DIRECTION: From the listing below, pull out the lines that hold "style".

[START RECORD EXCERPTS]

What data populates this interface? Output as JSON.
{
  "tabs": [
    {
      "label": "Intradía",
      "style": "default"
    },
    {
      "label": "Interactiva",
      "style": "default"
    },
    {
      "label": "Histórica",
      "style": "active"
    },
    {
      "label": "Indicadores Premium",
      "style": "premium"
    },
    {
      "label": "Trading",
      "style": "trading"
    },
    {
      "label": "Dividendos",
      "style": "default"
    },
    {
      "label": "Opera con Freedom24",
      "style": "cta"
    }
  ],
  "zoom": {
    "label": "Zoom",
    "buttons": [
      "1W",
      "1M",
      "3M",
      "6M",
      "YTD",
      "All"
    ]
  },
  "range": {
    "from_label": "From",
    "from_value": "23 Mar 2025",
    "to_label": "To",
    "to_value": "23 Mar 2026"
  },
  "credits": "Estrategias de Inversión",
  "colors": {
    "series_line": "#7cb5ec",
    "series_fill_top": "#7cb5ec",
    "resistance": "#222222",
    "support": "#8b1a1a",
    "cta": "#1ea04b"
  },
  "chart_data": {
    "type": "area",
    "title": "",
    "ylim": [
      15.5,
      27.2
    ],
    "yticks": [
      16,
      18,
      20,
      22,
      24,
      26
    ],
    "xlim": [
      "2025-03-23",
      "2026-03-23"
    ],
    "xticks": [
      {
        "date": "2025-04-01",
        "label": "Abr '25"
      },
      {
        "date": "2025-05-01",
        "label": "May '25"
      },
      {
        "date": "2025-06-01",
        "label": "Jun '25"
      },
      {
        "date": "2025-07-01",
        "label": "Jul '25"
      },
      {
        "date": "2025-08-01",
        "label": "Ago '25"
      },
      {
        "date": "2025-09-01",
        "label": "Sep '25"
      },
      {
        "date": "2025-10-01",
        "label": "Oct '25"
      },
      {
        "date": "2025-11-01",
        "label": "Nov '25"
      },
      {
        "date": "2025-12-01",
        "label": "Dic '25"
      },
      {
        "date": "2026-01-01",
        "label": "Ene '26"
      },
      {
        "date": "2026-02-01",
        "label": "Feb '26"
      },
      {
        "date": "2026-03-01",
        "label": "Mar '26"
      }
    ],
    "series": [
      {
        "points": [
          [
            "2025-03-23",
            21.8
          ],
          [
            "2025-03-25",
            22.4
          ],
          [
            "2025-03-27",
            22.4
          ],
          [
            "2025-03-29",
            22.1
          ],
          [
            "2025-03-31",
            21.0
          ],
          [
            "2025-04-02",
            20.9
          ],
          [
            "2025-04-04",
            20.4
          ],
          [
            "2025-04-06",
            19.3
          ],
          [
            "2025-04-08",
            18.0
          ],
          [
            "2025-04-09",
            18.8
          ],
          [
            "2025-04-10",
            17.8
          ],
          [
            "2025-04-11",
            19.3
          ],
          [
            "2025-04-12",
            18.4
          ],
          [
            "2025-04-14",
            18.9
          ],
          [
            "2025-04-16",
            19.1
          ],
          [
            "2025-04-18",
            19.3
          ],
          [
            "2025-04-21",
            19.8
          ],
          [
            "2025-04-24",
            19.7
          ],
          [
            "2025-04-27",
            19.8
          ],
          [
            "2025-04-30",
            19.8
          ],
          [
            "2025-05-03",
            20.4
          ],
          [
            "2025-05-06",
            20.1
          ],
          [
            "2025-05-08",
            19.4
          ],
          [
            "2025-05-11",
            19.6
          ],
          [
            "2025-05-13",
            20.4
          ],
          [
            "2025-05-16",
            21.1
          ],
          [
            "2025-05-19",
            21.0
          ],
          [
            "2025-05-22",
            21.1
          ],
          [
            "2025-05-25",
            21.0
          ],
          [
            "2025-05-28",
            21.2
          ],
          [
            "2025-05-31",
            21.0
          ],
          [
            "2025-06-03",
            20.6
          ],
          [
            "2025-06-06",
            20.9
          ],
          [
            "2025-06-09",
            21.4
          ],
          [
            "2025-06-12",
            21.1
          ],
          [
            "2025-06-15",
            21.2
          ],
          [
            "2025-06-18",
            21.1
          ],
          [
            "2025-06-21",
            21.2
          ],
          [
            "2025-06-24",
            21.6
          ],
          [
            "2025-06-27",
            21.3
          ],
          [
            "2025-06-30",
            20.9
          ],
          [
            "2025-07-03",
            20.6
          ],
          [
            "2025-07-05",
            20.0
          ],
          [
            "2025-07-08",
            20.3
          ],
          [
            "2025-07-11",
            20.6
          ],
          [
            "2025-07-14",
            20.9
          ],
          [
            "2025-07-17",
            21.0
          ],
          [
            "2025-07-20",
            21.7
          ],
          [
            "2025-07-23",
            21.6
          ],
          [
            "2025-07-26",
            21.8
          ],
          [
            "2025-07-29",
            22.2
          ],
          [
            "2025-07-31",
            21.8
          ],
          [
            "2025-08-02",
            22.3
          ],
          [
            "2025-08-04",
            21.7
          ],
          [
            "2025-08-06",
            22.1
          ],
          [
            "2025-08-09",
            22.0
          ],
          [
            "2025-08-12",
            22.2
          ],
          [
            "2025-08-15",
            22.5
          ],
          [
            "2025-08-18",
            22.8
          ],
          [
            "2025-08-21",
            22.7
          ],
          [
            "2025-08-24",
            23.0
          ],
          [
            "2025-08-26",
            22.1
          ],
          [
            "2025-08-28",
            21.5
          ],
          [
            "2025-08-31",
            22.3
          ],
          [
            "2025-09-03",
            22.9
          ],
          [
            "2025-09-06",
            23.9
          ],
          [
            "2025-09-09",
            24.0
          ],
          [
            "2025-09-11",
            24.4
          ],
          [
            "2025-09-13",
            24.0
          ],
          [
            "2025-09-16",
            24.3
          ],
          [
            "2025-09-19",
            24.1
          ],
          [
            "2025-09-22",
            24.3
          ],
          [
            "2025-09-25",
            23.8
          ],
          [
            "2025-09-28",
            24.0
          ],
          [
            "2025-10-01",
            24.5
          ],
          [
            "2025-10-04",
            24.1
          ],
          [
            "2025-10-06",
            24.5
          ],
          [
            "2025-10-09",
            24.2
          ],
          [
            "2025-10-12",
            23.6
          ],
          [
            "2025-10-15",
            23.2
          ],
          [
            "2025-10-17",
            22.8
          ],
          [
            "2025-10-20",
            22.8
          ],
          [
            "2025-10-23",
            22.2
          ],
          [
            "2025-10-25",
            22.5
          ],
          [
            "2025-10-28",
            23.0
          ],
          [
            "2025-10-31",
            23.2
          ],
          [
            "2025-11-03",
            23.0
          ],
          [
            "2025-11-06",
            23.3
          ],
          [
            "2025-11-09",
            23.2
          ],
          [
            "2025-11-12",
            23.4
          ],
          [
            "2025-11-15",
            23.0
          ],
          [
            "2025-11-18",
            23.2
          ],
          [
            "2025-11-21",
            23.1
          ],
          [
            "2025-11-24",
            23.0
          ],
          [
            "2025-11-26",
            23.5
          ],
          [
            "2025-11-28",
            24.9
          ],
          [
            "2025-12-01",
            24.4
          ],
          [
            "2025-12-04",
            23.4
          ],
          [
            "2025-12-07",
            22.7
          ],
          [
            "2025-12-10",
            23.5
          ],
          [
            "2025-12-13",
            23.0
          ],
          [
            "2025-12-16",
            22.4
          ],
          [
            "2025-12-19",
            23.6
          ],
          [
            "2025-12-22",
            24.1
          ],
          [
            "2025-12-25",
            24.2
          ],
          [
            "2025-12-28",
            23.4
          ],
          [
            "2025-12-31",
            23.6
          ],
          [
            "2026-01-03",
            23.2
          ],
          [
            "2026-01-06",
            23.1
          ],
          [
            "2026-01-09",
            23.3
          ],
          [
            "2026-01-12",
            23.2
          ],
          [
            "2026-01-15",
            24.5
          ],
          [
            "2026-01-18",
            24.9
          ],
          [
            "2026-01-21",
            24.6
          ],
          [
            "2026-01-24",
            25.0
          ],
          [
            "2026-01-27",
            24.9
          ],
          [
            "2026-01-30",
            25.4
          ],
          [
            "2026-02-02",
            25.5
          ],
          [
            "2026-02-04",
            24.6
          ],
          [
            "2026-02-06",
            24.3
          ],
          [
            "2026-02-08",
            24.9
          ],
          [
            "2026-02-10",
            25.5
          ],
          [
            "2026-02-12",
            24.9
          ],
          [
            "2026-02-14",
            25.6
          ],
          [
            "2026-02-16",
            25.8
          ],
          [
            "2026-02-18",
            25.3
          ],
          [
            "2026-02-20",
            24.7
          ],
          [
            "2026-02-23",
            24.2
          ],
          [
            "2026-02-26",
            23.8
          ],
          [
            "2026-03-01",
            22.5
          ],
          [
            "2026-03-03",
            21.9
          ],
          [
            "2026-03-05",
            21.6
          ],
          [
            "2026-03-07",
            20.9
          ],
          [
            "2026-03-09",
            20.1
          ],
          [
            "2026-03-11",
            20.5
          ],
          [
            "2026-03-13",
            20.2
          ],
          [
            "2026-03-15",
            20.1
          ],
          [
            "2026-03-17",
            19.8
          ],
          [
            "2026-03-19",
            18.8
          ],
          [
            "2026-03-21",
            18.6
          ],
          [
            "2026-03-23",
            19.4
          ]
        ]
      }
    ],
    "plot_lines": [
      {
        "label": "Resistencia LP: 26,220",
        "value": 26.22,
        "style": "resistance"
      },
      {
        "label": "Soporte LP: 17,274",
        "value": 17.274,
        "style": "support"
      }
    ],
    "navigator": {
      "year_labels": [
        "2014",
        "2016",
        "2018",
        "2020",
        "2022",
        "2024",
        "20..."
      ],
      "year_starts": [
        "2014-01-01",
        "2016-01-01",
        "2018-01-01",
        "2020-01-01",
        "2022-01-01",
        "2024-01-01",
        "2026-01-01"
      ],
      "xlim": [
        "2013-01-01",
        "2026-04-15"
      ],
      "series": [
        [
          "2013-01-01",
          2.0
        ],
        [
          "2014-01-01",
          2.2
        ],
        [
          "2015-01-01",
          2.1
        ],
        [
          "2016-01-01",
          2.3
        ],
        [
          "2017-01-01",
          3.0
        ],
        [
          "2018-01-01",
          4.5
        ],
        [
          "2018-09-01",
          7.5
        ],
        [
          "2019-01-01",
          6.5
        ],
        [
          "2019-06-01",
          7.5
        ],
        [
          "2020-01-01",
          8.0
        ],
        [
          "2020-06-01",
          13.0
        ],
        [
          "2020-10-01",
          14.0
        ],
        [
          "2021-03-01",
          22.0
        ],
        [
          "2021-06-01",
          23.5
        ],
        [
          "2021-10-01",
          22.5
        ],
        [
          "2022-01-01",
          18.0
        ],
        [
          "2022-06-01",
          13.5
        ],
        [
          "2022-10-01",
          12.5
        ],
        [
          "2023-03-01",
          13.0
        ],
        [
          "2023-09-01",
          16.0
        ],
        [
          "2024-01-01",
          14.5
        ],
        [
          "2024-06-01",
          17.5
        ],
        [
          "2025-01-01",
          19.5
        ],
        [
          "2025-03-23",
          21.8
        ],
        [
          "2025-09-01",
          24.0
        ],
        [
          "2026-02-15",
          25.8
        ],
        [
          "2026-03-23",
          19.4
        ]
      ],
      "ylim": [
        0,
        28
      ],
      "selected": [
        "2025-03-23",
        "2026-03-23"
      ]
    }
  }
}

[END RECORD EXCERPTS]

FINAL RESULT:
      "style": "default"
      "style": "default"
      "style": "active"
      "style": "premium"
      "style": "trading"
      "style": "default"
      "style": "cta"
        "style": "resistance"
        "style": "support"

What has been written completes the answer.